Spot each line that carries the word "this"; copy those lines.
— Start of Data provided —
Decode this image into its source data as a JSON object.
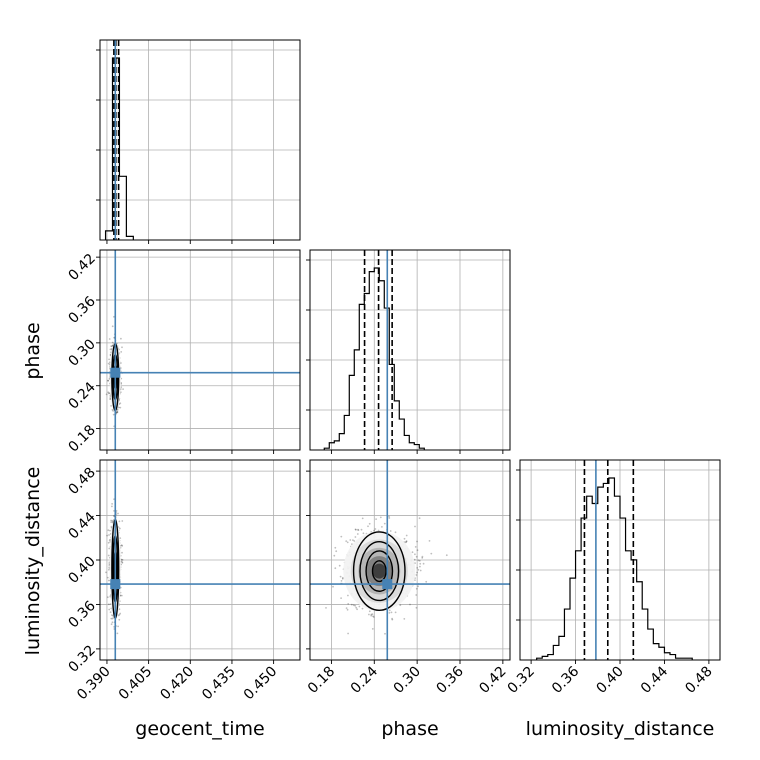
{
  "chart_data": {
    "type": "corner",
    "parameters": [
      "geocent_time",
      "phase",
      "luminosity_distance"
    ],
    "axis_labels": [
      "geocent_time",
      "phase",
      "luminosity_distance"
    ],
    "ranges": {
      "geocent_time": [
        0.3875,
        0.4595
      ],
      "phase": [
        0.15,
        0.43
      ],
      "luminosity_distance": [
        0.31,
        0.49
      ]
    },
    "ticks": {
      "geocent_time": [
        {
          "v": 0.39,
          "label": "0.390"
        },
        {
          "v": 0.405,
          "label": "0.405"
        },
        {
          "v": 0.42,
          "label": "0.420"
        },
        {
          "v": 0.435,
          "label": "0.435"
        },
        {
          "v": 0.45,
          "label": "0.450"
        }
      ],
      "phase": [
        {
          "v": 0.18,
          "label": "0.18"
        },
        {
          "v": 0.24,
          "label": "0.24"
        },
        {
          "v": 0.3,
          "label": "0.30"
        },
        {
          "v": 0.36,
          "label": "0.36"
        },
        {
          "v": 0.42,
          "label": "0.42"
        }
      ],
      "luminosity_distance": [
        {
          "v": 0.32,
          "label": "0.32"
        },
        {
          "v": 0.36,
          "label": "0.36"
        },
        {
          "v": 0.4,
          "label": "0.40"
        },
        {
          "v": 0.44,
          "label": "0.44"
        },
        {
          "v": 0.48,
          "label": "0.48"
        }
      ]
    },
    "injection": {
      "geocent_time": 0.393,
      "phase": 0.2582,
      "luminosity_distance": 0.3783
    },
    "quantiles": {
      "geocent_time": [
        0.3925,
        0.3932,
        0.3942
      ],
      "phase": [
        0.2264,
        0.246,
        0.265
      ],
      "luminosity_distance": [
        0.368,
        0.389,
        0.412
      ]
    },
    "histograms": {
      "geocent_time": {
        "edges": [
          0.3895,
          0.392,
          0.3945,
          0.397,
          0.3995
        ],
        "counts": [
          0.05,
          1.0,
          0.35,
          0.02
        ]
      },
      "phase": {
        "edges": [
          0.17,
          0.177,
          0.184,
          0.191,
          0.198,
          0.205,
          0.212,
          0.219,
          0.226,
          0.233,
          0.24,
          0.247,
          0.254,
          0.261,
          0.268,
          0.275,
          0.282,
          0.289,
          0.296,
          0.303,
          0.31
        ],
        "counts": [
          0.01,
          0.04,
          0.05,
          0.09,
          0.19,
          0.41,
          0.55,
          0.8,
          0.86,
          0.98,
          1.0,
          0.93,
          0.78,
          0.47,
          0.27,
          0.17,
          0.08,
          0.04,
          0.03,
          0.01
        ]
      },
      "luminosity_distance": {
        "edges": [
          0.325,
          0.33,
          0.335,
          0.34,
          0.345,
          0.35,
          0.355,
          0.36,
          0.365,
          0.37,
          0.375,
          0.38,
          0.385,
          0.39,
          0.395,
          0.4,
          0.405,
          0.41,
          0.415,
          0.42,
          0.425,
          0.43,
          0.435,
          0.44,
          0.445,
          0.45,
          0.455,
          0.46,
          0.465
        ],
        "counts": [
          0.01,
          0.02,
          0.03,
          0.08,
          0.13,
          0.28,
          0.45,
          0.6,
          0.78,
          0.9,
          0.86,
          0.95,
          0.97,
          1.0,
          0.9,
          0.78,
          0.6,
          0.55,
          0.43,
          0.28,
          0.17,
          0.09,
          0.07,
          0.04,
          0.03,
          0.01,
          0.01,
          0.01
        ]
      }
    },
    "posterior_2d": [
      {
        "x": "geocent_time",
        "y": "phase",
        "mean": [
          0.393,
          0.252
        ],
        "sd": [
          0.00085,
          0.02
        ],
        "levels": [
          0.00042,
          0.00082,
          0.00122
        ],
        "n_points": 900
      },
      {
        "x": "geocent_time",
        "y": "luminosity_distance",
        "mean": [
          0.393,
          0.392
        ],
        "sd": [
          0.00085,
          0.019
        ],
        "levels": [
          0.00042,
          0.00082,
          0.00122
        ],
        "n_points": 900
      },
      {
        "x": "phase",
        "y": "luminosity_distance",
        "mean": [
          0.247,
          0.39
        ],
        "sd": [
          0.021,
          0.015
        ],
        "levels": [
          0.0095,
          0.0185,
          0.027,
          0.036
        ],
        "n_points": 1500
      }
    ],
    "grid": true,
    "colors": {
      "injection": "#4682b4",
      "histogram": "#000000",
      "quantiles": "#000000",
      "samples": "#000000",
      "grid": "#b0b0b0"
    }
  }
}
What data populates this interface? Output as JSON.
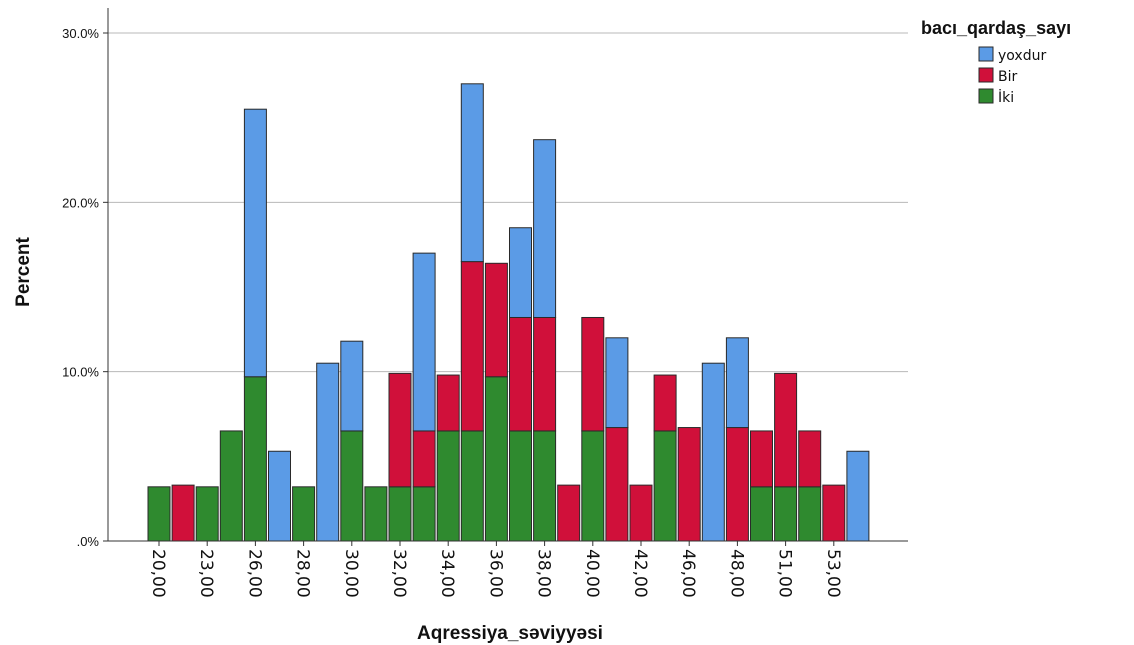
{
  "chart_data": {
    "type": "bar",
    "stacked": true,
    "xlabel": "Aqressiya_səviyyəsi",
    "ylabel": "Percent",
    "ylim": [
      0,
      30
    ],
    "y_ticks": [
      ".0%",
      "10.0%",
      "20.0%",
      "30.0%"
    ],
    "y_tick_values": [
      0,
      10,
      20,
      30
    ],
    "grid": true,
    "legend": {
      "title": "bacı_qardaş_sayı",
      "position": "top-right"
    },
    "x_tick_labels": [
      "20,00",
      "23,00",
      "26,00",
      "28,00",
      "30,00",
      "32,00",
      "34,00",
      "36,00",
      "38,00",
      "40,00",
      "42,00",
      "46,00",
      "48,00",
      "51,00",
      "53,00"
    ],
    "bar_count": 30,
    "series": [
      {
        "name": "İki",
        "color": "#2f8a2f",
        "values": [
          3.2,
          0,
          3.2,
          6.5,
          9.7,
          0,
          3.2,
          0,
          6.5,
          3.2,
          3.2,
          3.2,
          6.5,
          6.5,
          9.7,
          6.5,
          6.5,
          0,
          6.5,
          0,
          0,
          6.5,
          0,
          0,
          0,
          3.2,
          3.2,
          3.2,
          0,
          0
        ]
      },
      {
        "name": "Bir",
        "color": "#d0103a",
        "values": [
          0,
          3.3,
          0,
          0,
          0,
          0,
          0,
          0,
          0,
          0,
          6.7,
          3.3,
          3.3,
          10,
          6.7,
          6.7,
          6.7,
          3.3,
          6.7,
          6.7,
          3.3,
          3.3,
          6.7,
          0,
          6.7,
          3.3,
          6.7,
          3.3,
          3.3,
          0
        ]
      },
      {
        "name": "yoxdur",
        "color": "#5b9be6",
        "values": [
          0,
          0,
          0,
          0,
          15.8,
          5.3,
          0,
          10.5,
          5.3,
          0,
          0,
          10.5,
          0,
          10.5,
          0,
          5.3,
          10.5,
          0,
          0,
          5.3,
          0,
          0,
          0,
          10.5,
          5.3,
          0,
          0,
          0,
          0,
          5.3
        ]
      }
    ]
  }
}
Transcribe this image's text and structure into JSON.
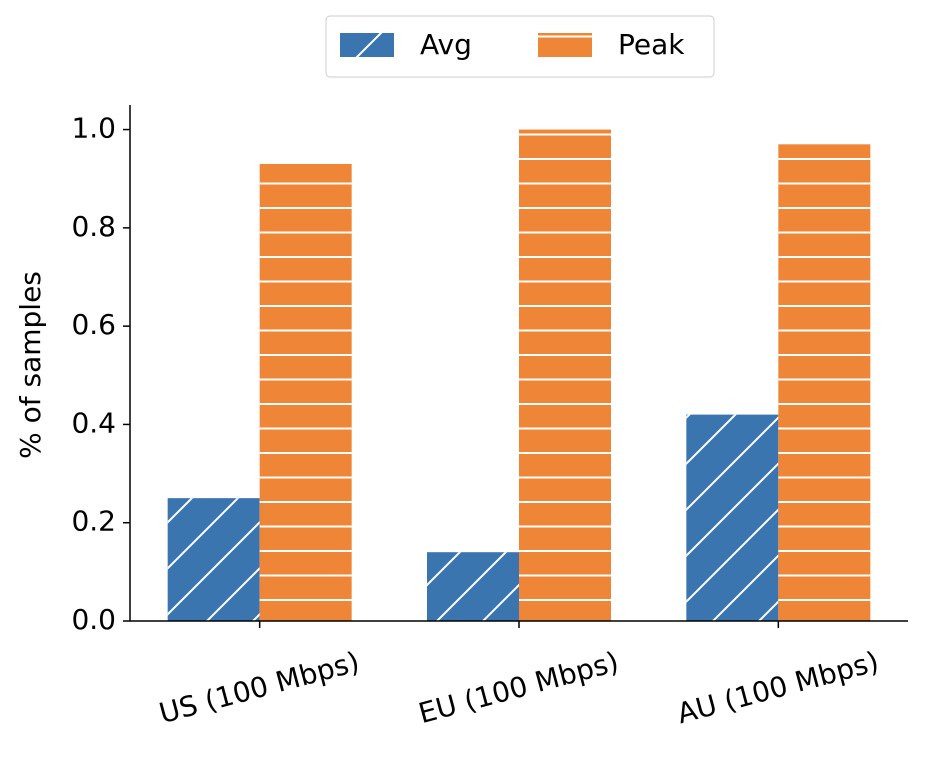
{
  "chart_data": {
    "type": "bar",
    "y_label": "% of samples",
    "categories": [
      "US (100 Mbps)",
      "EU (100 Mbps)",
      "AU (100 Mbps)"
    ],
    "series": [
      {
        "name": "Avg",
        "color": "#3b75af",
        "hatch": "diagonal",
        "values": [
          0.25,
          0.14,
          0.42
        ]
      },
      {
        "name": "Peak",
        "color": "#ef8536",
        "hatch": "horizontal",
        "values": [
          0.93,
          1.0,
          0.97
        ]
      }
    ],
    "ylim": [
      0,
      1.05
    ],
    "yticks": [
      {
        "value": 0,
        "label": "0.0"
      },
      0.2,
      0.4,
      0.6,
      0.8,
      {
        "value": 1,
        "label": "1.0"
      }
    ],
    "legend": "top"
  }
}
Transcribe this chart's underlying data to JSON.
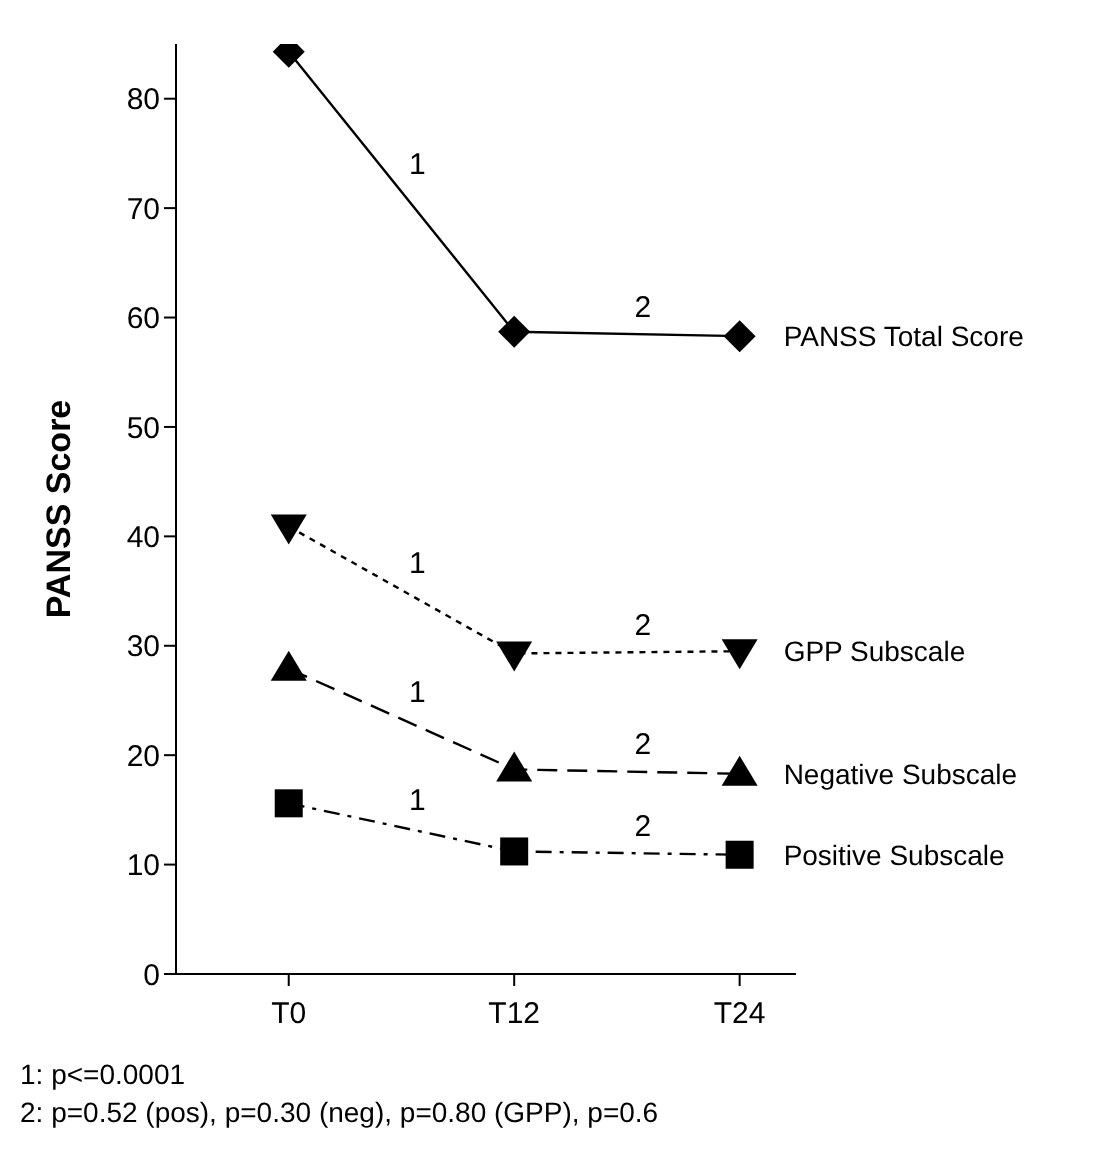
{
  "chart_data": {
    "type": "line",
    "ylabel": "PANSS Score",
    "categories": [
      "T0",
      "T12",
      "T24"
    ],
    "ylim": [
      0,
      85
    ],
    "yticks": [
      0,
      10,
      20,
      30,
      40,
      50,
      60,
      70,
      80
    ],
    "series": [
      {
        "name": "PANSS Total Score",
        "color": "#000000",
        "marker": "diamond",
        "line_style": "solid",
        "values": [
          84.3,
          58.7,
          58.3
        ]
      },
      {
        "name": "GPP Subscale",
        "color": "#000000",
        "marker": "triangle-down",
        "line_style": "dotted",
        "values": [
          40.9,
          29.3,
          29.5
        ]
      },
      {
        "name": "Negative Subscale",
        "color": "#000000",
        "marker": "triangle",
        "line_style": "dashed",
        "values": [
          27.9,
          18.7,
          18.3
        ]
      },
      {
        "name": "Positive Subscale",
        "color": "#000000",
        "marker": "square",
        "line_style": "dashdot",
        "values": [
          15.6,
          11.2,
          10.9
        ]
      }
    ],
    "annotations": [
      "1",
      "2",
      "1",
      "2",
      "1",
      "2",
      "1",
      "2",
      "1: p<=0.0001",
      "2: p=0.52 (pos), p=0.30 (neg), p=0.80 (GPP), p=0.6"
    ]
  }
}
— End of Data provided —
Finished exercise ->
Decode this image into its source data as a JSON object.
What data populates this interface? Output as JSON.
Transcribe this image's text and structure into JSON.
Transcribe this chart's underlying data to JSON.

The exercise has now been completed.